**Exercise**
Determine how many lines include the string "header". Output that number only.

(Collected data)
╭──

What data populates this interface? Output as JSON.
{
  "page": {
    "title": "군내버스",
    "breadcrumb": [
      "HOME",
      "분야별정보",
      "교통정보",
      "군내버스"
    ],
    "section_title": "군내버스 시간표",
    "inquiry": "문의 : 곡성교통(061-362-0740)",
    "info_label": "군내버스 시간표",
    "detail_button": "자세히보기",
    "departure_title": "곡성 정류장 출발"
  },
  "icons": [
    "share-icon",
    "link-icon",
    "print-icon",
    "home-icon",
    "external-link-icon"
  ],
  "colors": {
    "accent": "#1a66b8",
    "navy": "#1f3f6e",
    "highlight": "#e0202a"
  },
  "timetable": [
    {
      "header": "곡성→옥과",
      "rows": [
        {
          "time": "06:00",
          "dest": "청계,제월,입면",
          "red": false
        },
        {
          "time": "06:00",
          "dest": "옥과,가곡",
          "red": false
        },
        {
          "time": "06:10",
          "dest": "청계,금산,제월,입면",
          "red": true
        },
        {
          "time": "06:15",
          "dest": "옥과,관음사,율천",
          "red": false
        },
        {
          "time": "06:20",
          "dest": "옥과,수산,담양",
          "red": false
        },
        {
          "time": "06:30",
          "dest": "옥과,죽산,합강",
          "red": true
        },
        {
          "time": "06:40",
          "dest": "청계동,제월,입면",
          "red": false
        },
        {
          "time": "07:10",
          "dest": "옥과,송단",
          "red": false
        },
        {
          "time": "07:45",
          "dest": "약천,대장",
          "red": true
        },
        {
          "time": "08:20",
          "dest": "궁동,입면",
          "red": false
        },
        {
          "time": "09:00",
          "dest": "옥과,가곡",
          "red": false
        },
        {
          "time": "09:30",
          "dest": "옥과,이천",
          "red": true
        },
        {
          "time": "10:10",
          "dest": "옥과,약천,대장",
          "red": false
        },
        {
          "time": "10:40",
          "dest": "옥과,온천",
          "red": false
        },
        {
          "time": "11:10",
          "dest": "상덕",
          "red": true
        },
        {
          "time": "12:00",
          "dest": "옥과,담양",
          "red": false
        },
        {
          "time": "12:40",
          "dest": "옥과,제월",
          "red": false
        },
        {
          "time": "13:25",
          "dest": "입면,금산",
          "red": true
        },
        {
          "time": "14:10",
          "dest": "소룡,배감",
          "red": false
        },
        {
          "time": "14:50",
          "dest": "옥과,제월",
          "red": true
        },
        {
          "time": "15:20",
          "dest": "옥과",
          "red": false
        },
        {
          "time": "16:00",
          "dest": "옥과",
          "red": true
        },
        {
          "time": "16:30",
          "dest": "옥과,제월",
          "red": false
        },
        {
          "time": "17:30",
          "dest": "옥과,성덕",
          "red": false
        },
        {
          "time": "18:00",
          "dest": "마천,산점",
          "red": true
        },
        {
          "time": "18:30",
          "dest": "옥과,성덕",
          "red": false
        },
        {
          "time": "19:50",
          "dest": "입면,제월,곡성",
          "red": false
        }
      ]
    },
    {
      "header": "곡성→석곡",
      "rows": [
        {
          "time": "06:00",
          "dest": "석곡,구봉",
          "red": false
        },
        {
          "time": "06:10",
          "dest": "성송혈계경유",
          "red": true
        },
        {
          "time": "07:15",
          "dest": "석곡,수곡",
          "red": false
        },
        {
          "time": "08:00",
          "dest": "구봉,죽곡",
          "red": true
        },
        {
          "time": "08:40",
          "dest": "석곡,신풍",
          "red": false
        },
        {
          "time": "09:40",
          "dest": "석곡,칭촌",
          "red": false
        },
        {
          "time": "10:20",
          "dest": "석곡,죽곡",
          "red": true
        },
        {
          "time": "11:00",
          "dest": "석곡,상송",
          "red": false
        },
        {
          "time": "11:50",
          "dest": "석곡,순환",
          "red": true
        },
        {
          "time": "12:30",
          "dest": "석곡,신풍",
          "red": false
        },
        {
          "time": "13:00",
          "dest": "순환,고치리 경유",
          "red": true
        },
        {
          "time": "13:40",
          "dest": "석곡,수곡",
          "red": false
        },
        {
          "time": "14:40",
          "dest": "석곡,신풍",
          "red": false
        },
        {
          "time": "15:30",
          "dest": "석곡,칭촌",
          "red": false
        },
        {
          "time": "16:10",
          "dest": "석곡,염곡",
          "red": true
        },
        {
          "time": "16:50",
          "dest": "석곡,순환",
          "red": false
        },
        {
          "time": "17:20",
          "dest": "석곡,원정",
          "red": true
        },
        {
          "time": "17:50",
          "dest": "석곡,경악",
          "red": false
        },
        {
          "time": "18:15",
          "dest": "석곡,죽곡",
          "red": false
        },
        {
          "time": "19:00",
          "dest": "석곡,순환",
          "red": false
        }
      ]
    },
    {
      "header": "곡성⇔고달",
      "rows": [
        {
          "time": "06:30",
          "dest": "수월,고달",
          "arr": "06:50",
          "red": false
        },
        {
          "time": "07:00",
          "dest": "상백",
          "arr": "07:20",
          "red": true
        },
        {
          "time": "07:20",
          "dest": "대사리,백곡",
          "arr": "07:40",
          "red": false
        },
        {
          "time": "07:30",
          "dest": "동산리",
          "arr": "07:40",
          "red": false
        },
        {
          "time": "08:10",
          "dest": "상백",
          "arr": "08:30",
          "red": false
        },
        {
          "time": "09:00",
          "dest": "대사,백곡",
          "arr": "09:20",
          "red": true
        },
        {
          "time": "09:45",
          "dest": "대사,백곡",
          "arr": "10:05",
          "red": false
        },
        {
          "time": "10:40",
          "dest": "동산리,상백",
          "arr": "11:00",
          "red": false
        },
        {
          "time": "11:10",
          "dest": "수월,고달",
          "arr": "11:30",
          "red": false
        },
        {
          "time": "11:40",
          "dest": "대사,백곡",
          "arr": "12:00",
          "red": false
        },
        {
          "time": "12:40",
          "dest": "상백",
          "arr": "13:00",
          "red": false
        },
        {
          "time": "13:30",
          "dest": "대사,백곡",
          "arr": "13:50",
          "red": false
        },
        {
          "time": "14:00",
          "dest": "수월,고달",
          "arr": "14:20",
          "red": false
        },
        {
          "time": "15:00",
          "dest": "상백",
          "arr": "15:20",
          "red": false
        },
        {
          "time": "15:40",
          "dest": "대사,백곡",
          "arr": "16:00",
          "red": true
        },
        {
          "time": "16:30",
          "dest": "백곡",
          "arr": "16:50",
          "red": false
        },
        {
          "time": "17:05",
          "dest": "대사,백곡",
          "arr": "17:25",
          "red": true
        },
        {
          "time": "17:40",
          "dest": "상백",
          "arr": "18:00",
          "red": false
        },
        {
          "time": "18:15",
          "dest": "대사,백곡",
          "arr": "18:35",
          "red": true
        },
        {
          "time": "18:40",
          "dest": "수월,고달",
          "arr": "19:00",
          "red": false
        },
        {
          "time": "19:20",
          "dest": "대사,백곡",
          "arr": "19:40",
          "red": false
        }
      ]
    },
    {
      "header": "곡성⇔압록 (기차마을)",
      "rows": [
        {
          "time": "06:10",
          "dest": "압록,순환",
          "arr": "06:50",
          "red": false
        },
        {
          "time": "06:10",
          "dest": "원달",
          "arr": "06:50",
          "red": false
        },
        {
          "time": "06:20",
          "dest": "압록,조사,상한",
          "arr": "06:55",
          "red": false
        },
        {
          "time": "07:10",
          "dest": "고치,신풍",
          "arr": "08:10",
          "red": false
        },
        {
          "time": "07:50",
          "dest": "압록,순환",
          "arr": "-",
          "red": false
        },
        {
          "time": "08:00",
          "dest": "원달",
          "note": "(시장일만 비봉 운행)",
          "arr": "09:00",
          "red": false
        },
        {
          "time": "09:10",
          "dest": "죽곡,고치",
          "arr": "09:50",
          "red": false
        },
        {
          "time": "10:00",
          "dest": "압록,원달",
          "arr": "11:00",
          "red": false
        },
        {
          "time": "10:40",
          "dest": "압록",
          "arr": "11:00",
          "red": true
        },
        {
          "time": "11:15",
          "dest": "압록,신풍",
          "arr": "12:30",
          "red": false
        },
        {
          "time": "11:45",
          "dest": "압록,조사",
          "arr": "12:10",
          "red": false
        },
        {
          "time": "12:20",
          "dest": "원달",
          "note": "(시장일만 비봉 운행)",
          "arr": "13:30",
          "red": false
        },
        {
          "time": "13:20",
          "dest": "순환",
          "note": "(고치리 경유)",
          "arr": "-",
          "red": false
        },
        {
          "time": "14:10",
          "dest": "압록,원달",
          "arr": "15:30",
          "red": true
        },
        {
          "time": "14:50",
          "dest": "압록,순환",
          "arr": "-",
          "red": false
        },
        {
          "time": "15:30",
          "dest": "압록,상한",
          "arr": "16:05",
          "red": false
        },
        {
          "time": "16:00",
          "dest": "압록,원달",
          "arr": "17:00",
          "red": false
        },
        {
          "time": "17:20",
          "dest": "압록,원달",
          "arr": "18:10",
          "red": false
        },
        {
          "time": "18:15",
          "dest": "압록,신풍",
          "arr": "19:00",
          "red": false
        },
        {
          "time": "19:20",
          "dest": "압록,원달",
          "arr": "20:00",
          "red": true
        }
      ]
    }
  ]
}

╰──

**Correct output**
4